## BEGIN Records for this task
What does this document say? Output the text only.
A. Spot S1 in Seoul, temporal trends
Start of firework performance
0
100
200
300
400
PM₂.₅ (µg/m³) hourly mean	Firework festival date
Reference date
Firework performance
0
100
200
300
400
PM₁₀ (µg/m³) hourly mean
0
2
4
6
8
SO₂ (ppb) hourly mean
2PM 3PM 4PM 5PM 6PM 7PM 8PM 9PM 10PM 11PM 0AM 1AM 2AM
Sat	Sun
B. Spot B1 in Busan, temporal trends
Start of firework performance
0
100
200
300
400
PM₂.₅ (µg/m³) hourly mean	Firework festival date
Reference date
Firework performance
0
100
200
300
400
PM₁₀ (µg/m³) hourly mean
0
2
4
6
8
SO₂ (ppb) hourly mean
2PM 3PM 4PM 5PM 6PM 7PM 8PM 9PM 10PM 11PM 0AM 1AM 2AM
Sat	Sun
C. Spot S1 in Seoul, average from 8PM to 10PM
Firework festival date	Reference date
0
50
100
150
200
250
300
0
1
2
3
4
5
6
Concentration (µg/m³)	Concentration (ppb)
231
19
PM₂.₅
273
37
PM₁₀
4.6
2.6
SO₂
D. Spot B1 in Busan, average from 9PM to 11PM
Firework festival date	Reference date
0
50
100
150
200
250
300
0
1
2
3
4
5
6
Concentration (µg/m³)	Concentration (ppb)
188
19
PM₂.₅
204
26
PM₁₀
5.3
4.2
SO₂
## END Records for this task
• _Work required_
Every line of the data above should be copied exactly.

• _Task output_
What does this document say? Output the text only.
A. Spot S1 in Seoul, temporal trends
Start of firework performance
0
100
200
300
400
PM₂.₅ (µg/m³) hourly mean	Firework festival date
Reference date
Firework performance
0
100
200
300
400
PM₁₀ (µg/m³) hourly mean
0
2
4
6
8
SO₂ (ppb) hourly mean
2PM 3PM 4PM 5PM 6PM 7PM 8PM 9PM 10PM 11PM 0AM 1AM 2AM
Sat	Sun
B. Spot B1 in Busan, temporal trends
Start of firework performance
0
100
200
300
400
PM₂.₅ (µg/m³) hourly mean	Firework festival date
Reference date
Firework performance
0
100
200
300
400
PM₁₀ (µg/m³) hourly mean
0
2
4
6
8
SO₂ (ppb) hourly mean
2PM 3PM 4PM 5PM 6PM 7PM 8PM 9PM 10PM 11PM 0AM 1AM 2AM
Sat	Sun
C. Spot S1 in Seoul, average from 8PM to 10PM
Firework festival date	Reference date
0
50
100
150
200
250
300
0
1
2
3
4
5
6
Concentration (µg/m³)	Concentration (ppb)
231
19
PM₂.₅
273
37
PM₁₀
4.6
2.6
SO₂
D. Spot B1 in Busan, average from 9PM to 11PM
Firework festival date	Reference date
0
50
100
150
200
250
300
0
1
2
3
4
5
6
Concentration (µg/m³)	Concentration (ppb)
188
19
PM₂.₅
204
26
PM₁₀
5.3
4.2
SO₂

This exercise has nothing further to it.